Please write out the complete listing that follows, exactly as it reads.

-- BEGIN Available data --

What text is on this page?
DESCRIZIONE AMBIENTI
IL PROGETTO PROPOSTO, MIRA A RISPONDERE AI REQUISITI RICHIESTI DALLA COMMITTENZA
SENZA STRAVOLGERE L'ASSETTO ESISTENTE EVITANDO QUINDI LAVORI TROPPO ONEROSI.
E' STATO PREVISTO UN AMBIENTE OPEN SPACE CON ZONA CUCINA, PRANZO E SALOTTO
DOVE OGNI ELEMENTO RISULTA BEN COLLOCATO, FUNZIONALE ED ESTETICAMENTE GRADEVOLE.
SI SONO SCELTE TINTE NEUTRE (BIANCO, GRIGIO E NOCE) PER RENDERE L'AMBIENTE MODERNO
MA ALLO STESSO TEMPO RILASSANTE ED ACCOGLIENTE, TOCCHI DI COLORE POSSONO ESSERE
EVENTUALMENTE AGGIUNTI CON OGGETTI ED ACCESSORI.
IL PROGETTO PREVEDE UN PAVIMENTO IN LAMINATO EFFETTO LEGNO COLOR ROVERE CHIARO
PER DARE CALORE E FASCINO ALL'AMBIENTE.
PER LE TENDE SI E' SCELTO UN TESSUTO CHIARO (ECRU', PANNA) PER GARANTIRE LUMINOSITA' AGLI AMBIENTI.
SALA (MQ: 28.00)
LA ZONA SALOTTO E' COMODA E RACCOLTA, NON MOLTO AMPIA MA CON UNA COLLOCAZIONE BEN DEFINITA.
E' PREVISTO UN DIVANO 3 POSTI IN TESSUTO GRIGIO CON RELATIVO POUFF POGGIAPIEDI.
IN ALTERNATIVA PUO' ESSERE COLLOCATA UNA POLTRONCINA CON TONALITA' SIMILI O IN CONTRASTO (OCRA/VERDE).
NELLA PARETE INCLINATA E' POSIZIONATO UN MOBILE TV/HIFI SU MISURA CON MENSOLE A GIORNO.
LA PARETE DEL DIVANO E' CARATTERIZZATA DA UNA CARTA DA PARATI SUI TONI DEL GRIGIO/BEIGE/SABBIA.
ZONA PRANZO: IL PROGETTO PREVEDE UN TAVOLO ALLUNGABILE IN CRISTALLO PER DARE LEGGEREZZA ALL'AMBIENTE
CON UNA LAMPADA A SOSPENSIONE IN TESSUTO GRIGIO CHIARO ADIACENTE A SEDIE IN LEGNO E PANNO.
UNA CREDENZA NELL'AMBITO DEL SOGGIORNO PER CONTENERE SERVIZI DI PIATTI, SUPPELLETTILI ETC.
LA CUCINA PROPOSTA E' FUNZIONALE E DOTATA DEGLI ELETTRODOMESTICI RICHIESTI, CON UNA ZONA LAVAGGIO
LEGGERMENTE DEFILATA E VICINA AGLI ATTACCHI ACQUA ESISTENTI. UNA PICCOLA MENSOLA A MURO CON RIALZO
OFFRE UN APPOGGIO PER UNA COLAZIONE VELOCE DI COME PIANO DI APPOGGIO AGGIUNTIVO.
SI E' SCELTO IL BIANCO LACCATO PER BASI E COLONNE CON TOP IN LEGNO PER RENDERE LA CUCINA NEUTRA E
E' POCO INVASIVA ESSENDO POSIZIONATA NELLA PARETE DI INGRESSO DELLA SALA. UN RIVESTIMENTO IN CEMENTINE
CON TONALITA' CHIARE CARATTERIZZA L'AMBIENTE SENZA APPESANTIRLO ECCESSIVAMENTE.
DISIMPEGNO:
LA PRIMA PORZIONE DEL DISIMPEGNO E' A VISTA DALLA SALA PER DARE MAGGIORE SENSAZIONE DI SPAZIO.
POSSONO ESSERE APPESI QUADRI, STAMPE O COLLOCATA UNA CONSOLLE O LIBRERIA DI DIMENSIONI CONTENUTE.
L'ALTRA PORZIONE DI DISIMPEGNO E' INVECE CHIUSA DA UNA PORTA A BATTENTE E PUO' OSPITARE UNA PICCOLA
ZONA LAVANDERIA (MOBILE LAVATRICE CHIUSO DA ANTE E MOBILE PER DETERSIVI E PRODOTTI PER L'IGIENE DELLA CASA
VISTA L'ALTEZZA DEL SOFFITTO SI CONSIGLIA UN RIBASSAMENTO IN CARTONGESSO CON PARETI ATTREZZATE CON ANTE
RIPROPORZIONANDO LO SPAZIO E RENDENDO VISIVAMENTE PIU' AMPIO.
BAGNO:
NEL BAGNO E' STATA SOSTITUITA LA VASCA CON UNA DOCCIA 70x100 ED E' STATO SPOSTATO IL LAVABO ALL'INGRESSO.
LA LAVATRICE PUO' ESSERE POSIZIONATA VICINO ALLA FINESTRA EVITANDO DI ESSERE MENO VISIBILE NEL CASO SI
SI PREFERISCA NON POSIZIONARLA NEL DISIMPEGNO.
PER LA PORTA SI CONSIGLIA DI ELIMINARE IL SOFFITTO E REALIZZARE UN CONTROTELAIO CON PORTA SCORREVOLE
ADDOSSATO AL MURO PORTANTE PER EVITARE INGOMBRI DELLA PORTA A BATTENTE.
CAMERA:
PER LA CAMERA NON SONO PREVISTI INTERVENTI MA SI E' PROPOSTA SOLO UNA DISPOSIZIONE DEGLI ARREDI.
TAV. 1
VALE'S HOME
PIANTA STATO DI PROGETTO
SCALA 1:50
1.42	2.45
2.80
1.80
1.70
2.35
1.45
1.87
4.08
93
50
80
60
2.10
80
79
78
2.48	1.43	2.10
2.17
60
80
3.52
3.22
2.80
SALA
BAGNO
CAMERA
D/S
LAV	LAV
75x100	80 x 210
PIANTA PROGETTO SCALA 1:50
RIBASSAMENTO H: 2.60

-- END Available data --

## Reply to the exercise:
What text is on this page?
DESCRIZIONE AMBIENTI
IL PROGETTO PROPOSTO, MIRA A RISPONDERE AI REQUISITI RICHIESTI DALLA COMMITTENZA
SENZA STRAVOLGERE L'ASSETTO ESISTENTE EVITANDO QUINDI LAVORI TROPPO ONEROSI.
E' STATO PREVISTO UN AMBIENTE OPEN SPACE CON ZONA CUCINA, PRANZO E SALOTTO
DOVE OGNI ELEMENTO RISULTA BEN COLLOCATO, FUNZIONALE ED ESTETICAMENTE GRADEVOLE.
SI SONO SCELTE TINTE NEUTRE (BIANCO, GRIGIO E NOCE) PER RENDERE L'AMBIENTE MODERNO
MA ALLO STESSO TEMPO RILASSANTE ED ACCOGLIENTE, TOCCHI DI COLORE POSSONO ESSERE
EVENTUALMENTE AGGIUNTI CON OGGETTI ED ACCESSORI.
IL PROGETTO PREVEDE UN PAVIMENTO IN LAMINATO EFFETTO LEGNO COLOR ROVERE CHIARO
PER DARE CALORE E FASCINO ALL'AMBIENTE.
PER LE TENDE SI E' SCELTO UN TESSUTO CHIARO (ECRU', PANNA) PER GARANTIRE LUMINOSITA' AGLI AMBIENTI.
SALA (MQ: 28.00)
LA ZONA SALOTTO E' COMODA E RACCOLTA, NON MOLTO AMPIA MA CON UNA COLLOCAZIONE BEN DEFINITA.
E' PREVISTO UN DIVANO 3 POSTI IN TESSUTO GRIGIO CON RELATIVO POUFF POGGIAPIEDI.
IN ALTERNATIVA PUO' ESSERE COLLOCATA UNA POLTRONCINA CON TONALITA' SIMILI O IN CONTRASTO (OCRA/VERDE).
NELLA PARETE INCLINATA E' POSIZIONATO UN MOBILE TV/HIFI SU MISURA CON MENSOLE A GIORNO.
LA PARETE DEL DIVANO E' CARATTERIZZATA DA UNA CARTA DA PARATI SUI TONI DEL GRIGIO/BEIGE/SABBIA.
ZONA PRANZO: IL PROGETTO PREVEDE UN TAVOLO ALLUNGABILE IN CRISTALLO PER DARE LEGGEREZZA ALL'AMBIENTE
CON UNA LAMPADA A SOSPENSIONE IN TESSUTO GRIGIO CHIARO ADIACENTE A SEDIE IN LEGNO E PANNO.
UNA CREDENZA NELL'AMBITO DEL SOGGIORNO PER CONTENERE SERVIZI DI PIATTI, SUPPELLETTILI ETC.
LA CUCINA PROPOSTA E' FUNZIONALE E DOTATA DEGLI ELETTRODOMESTICI RICHIESTI, CON UNA ZONA LAVAGGIO
LEGGERMENTE DEFILATA E VICINA AGLI ATTACCHI ACQUA ESISTENTI. UNA PICCOLA MENSOLA A MURO CON RIALZO
OFFRE UN APPOGGIO PER UNA COLAZIONE VELOCE DI COME PIANO DI APPOGGIO AGGIUNTIVO.
SI E' SCELTO IL BIANCO LACCATO PER BASI E COLONNE CON TOP IN LEGNO PER RENDERE LA CUCINA NEUTRA E
E' POCO INVASIVA ESSENDO POSIZIONATA NELLA PARETE DI INGRESSO DELLA SALA. UN RIVESTIMENTO IN CEMENTINE
CON TONALITA' CHIARE CARATTERIZZA L'AMBIENTE SENZA APPESANTIRLO ECCESSIVAMENTE.
DISIMPEGNO:
LA PRIMA PORZIONE DEL DISIMPEGNO E' A VISTA DALLA SALA PER DARE MAGGIORE SENSAZIONE DI SPAZIO.
POSSONO ESSERE APPESI QUADRI, STAMPE O COLLOCATA UNA CONSOLLE O LIBRERIA DI DIMENSIONI CONTENUTE.
L'ALTRA PORZIONE DI DISIMPEGNO E' INVECE CHIUSA DA UNA PORTA A BATTENTE E PUO' OSPITARE UNA PICCOLA
ZONA LAVANDERIA (MOBILE LAVATRICE CHIUSO DA ANTE E MOBILE PER DETERSIVI E PRODOTTI PER L'IGIENE DELLA CASA
VISTA L'ALTEZZA DEL SOFFITTO SI CONSIGLIA UN RIBASSAMENTO IN CARTONGESSO CON PARETI ATTREZZATE CON ANTE
RIPROPORZIONANDO LO SPAZIO E RENDENDO VISIVAMENTE PIU' AMPIO.
BAGNO:
NEL BAGNO E' STATA SOSTITUITA LA VASCA CON UNA DOCCIA 70x100 ED E' STATO SPOSTATO IL LAVABO ALL'INGRESSO.
LA LAVATRICE PUO' ESSERE POSIZIONATA VICINO ALLA FINESTRA EVITANDO DI ESSERE MENO VISIBILE NEL CASO SI
SI PREFERISCA NON POSIZIONARLA NEL DISIMPEGNO.
PER LA PORTA SI CONSIGLIA DI ELIMINARE IL SOFFITTO E REALIZZARE UN CONTROTELAIO CON PORTA SCORREVOLE
ADDOSSATO AL MURO PORTANTE PER EVITARE INGOMBRI DELLA PORTA A BATTENTE.
CAMERA:
PER LA CAMERA NON SONO PREVISTI INTERVENTI MA SI E' PROPOSTA SOLO UNA DISPOSIZIONE DEGLI ARREDI.
TAV. 1
VALE'S HOME
PIANTA STATO DI PROGETTO
SCALA 1:50
1.42	2.45
2.80
1.80
1.70
2.35
1.45
1.87
4.08
93
50
80
60
2.10
80
79
78
2.48	1.43	2.10
2.17
60
80
3.52
3.22
2.80
SALA
BAGNO
CAMERA
D/S
LAV	LAV
75x100	80 x 210
PIANTA PROGETTO SCALA 1:50
RIBASSAMENTO H: 2.60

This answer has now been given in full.